§ **WHAT TO PRODUCE**
Copy, from the entries below, each line in which the string "Setting" appears.

::::::::::

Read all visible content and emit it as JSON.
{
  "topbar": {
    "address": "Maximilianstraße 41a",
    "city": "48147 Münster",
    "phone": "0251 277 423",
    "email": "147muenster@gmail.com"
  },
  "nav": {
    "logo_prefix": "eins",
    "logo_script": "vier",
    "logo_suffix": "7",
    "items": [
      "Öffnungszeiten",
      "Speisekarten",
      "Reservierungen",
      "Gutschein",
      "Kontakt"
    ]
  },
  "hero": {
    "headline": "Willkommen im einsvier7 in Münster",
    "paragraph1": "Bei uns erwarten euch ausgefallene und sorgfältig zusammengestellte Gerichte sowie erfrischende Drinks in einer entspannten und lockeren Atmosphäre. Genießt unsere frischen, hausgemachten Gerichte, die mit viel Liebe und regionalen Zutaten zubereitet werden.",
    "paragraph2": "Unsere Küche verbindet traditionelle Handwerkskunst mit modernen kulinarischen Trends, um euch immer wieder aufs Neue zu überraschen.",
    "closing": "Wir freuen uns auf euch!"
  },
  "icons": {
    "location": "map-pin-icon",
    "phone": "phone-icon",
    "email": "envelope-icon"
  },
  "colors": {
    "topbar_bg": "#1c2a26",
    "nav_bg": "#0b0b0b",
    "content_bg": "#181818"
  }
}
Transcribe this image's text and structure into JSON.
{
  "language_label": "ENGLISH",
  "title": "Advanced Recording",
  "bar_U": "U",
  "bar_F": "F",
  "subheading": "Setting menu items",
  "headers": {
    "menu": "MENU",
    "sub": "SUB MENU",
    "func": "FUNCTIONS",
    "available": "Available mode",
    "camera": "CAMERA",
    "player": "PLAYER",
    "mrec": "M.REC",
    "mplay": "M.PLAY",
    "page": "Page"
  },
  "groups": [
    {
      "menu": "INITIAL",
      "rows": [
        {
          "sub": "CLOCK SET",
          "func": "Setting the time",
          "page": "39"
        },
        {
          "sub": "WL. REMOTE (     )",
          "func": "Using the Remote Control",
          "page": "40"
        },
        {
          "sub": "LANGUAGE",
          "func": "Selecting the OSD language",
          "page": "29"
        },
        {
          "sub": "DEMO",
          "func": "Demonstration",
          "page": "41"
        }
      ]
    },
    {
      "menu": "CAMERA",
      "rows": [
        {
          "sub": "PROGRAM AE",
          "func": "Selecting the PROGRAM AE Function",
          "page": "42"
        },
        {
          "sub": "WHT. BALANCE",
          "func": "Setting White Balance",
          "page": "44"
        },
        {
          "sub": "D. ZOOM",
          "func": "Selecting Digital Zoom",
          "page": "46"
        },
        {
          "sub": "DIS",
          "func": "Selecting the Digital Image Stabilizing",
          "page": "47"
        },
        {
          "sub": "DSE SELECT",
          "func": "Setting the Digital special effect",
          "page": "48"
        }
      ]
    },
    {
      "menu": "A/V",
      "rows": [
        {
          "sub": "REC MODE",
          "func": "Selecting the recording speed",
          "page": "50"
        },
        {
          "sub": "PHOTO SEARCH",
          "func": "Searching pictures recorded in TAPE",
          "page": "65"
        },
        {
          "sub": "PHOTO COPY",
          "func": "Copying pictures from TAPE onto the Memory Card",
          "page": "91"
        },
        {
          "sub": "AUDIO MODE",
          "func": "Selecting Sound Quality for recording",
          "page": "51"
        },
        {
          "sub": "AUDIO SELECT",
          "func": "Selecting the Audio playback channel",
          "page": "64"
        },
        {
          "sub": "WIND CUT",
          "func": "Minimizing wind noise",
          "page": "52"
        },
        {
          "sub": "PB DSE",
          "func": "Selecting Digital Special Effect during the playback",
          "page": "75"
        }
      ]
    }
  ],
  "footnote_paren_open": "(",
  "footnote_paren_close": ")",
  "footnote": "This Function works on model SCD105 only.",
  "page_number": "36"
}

::::::::::

§ **OUTPUT OF THE TASK**
  "subheading": "Setting menu items",
          "func": "Setting the time",
          "func": "Setting White Balance",
          "func": "Setting the Digital special effect",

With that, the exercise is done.